_GOAL OF THE EXERCISE:_
Please find all lines in the data that hold the string "July" and copy them.

Begin DATA FOR THE TASK

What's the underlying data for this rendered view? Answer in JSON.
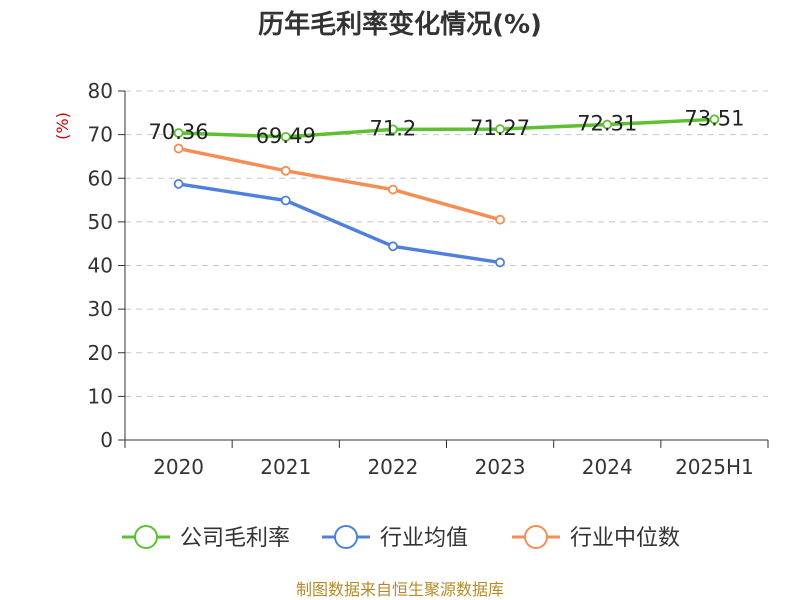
{
  "chart_data": {
    "type": "line",
    "title": "历年毛利率变化情况(%)",
    "ylabel": "(%)",
    "ylim": [
      0,
      80
    ],
    "yticks": [
      0,
      10,
      20,
      30,
      40,
      50,
      60,
      70,
      80
    ],
    "categories": [
      "2020",
      "2021",
      "2022",
      "2023",
      "2024",
      "2025H1"
    ],
    "grid": true,
    "legend_position": "bottom",
    "series": [
      {
        "name": "公司毛利率",
        "color": "#5cc130",
        "values": [
          70.36,
          69.49,
          71.2,
          71.27,
          72.31,
          73.51
        ],
        "labels": [
          "70.36",
          "69.49",
          "71.2",
          "71.27",
          "72.31",
          "73.51"
        ]
      },
      {
        "name": "行业均值",
        "color": "#4f81d9",
        "values": [
          58.7,
          54.9,
          44.4,
          40.7,
          null,
          null
        ]
      },
      {
        "name": "行业中位数",
        "color": "#f68d55",
        "values": [
          66.8,
          61.7,
          57.4,
          50.5,
          null,
          null
        ]
      }
    ]
  },
  "source": "制图数据来自恒生聚源数据库"
}
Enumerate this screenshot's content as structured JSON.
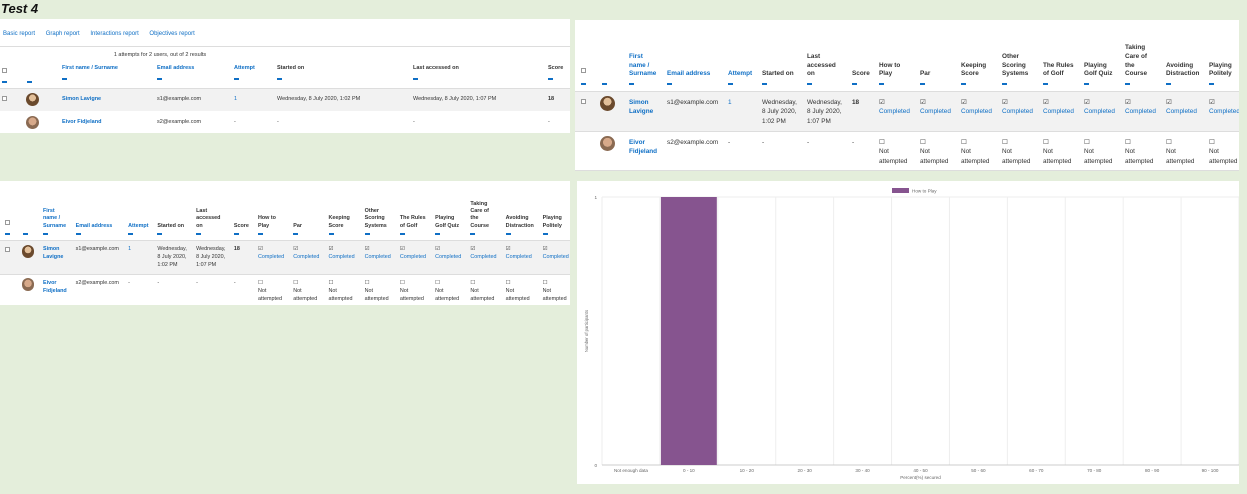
{
  "page_title": "Test 4",
  "tabs": [
    "Basic report",
    "Graph report",
    "Interactions report",
    "Objectives report"
  ],
  "summary": "1 attempts for 2 users, out of 2 results",
  "basic_table": {
    "headers": [
      "First name / Surname",
      "Email address",
      "Attempt",
      "Started on",
      "Last accessed on",
      "Score"
    ],
    "rows": [
      {
        "name": "Simon Lavigne",
        "email": "s1@example.com",
        "attempt": "1",
        "started": "Wednesday, 8 July 2020, 1:02 PM",
        "last": "Wednesday, 8 July 2020, 1:07 PM",
        "score": "18"
      },
      {
        "name": "Eivor Fidjeland",
        "email": "s2@example.com",
        "attempt": "-",
        "started": "-",
        "last": "-",
        "score": "-"
      }
    ]
  },
  "wide_table": {
    "headers": {
      "name": [
        "First",
        "name /",
        "Surname"
      ],
      "email": [
        "Email address"
      ],
      "attempt": [
        "Attempt"
      ],
      "started": [
        "Started on"
      ],
      "last": [
        "Last",
        "accessed",
        "on"
      ],
      "score": [
        "Score"
      ],
      "q1": [
        "How to",
        "Play"
      ],
      "q2": [
        "Par"
      ],
      "q3": [
        "Keeping",
        "Score"
      ],
      "q4": [
        "Other",
        "Scoring",
        "Systems"
      ],
      "q5": [
        "The Rules",
        "of Golf"
      ],
      "q6": [
        "Playing",
        "Golf Quiz"
      ],
      "q7": [
        "Taking",
        "Care of",
        "the",
        "Course"
      ],
      "q8": [
        "Avoiding",
        "Distraction"
      ],
      "q9": [
        "Playing",
        "Politely"
      ]
    },
    "row1": {
      "name": [
        "Simon",
        "Lavigne"
      ],
      "email": "s1@example.com",
      "attempt": "1",
      "started": [
        "Wednesday,",
        "8 July 2020,",
        "1:02 PM"
      ],
      "last": [
        "Wednesday,",
        "8 July 2020,",
        "1:07 PM"
      ],
      "score": "18",
      "status": "Completed"
    },
    "row2": {
      "name": [
        "Eivor",
        "Fidjeland"
      ],
      "email": "s2@example.com",
      "attempt": "-",
      "started": "-",
      "last": "-",
      "score": "-",
      "status": [
        "Not",
        "attempted"
      ]
    }
  },
  "chart_data": {
    "type": "bar",
    "categories": [
      "Not enough data",
      "0 - 10",
      "10 - 20",
      "20 - 30",
      "30 - 40",
      "40 - 50",
      "50 - 60",
      "60 - 70",
      "70 - 80",
      "80 - 90",
      "90 - 100"
    ],
    "series": [
      {
        "name": "How to Play",
        "values": [
          0,
          1,
          0,
          0,
          0,
          0,
          0,
          0,
          0,
          0,
          0
        ],
        "color": "#86548f"
      }
    ],
    "xlabel": "Percent(%) secured",
    "ylabel": "Number of participants",
    "ylim": [
      0,
      1
    ],
    "yticks": [
      "0",
      "1"
    ],
    "grid": true,
    "legend": "top-center"
  }
}
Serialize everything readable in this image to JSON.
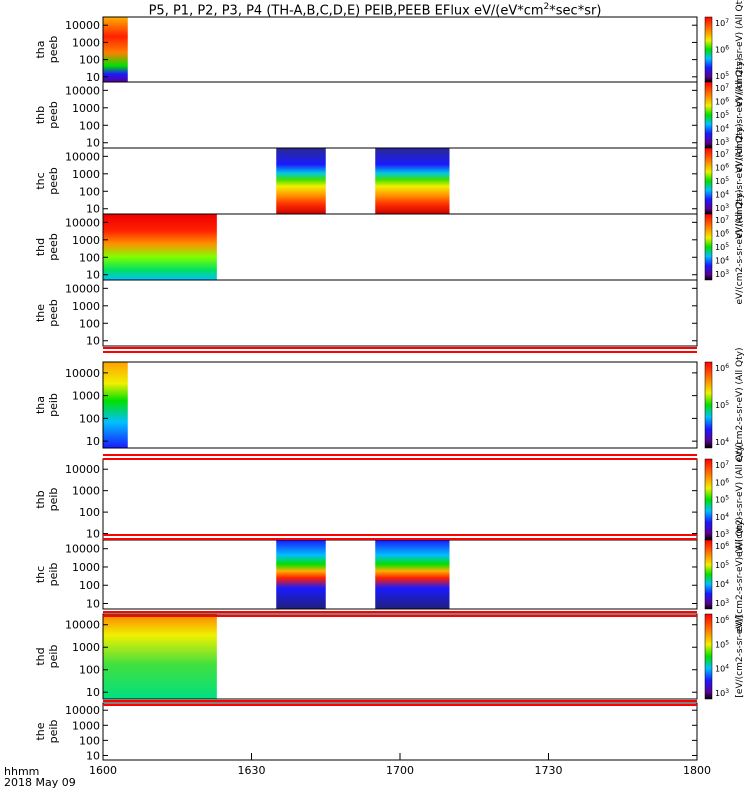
{
  "title": "P5, P1, P2, P3, P4 (TH-A,B,C,D,E) PEIB,PEEB EFlux eV/(eV*cm",
  "title_sup": "2",
  "title_tail": "*sec*sr)",
  "x_axis": {
    "label_line1": "hhmm",
    "label_line2": "2018 May 09",
    "ticks": [
      "1600",
      "1630",
      "1700",
      "1730",
      "1800"
    ]
  },
  "chart_data": [
    {
      "type": "heatmap",
      "panel": "tha peeb",
      "ylabel": [
        "tha",
        "peeb"
      ],
      "yscale": "log",
      "ylim": [
        5,
        30000
      ],
      "yticks": [
        "10",
        "100",
        "1000",
        "10000"
      ],
      "data_ranges": [
        [
          "16:00",
          "16:05"
        ]
      ],
      "colorbar_ticks": [
        "10^5",
        "10^6",
        "10^7"
      ]
    },
    {
      "type": "heatmap",
      "panel": "thb peeb",
      "ylabel": [
        "thb",
        "peeb"
      ],
      "yscale": "log",
      "ylim": [
        5,
        30000
      ],
      "yticks": [
        "10",
        "100",
        "1000",
        "10000"
      ],
      "data_ranges": [],
      "colorbar_ticks": [
        "10^3",
        "10^4",
        "10^5",
        "10^6",
        "10^7"
      ]
    },
    {
      "type": "heatmap",
      "panel": "thc peeb",
      "ylabel": [
        "thc",
        "peeb"
      ],
      "yscale": "log",
      "ylim": [
        5,
        30000
      ],
      "yticks": [
        "10",
        "100",
        "1000",
        "10000"
      ],
      "data_ranges": [
        [
          "16:35",
          "16:45"
        ],
        [
          "16:55",
          "17:10"
        ]
      ],
      "colorbar_ticks": [
        "10^3",
        "10^4",
        "10^5",
        "10^6",
        "10^7"
      ]
    },
    {
      "type": "heatmap",
      "panel": "thd peeb",
      "ylabel": [
        "thd",
        "peeb"
      ],
      "yscale": "log",
      "ylim": [
        5,
        30000
      ],
      "yticks": [
        "10",
        "100",
        "1000",
        "10000"
      ],
      "data_ranges": [
        [
          "16:00",
          "16:23"
        ]
      ],
      "colorbar_ticks": [
        "10^3",
        "10^4",
        "10^5",
        "10^6",
        "10^7"
      ]
    },
    {
      "type": "heatmap",
      "panel": "the peeb",
      "ylabel": [
        "the",
        "peeb"
      ],
      "yscale": "log",
      "ylim": [
        5,
        30000
      ],
      "yticks": [
        "10",
        "100",
        "1000",
        "10000"
      ],
      "data_ranges": [],
      "colorbar_ticks": []
    },
    {
      "type": "heatmap",
      "panel": "tha peib",
      "ylabel": [
        "tha",
        "peib"
      ],
      "yscale": "log",
      "ylim": [
        5,
        30000
      ],
      "yticks": [
        "10",
        "100",
        "1000",
        "10000"
      ],
      "data_ranges": [
        [
          "16:00",
          "16:05"
        ]
      ],
      "colorbar_ticks": [
        "10^4",
        "10^5",
        "10^6"
      ]
    },
    {
      "type": "heatmap",
      "panel": "thb peib",
      "ylabel": [
        "thb",
        "peib"
      ],
      "yscale": "log",
      "ylim": [
        5,
        30000
      ],
      "yticks": [
        "10",
        "100",
        "1000",
        "10000"
      ],
      "data_ranges": [],
      "colorbar_ticks": [
        "10^3",
        "10^4",
        "10^5",
        "10^6",
        "10^7"
      ]
    },
    {
      "type": "heatmap",
      "panel": "thc peib",
      "ylabel": [
        "thc",
        "peib"
      ],
      "yscale": "log",
      "ylim": [
        5,
        30000
      ],
      "yticks": [
        "10",
        "100",
        "1000",
        "10000"
      ],
      "data_ranges": [
        [
          "16:35",
          "16:45"
        ],
        [
          "16:55",
          "17:10"
        ]
      ],
      "colorbar_ticks": [
        "10^3",
        "10^4",
        "10^5",
        "10^6"
      ]
    },
    {
      "type": "heatmap",
      "panel": "thd peib",
      "ylabel": [
        "thd",
        "peib"
      ],
      "yscale": "log",
      "ylim": [
        5,
        30000
      ],
      "yticks": [
        "10",
        "100",
        "1000",
        "10000"
      ],
      "data_ranges": [
        [
          "16:00",
          "16:23"
        ]
      ],
      "colorbar_ticks": [
        "10^3",
        "10^4",
        "10^5",
        "10^6"
      ]
    },
    {
      "type": "heatmap",
      "panel": "the peib",
      "ylabel": [
        "the",
        "peib"
      ],
      "yscale": "log",
      "ylim": [
        5,
        30000
      ],
      "yticks": [
        "10",
        "100",
        "1000",
        "10000"
      ],
      "data_ranges": [],
      "colorbar_ticks": []
    }
  ],
  "colorbar_labels": [
    "eV/(cm2-s-sr-eV) (All Qty)",
    "eV/(cm2-s-sr-eV) (All Qty)",
    "eV/(cm2-s-sr-eV) (All Qty)",
    "eV/(cm2-s-sr-eV) (All Qty)",
    "eV/(cm2-s-sr-eV) (All Qty)",
    "eV/(cm2-s-sr-eV) (All Qty)",
    "eV/(cm2-s-sr-eV) (All Qty)",
    "[eV/(cm2-s-sr-eV)]"
  ]
}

End DATA FOR THE TASK

_SOLVED PROBLEM:_
        "started": "Wednesday, 8 July 2020, 1:02 PM",
        "last": "Wednesday, 8 July 2020, 1:07 PM",
        "8 July 2020,",
        "8 July 2020,",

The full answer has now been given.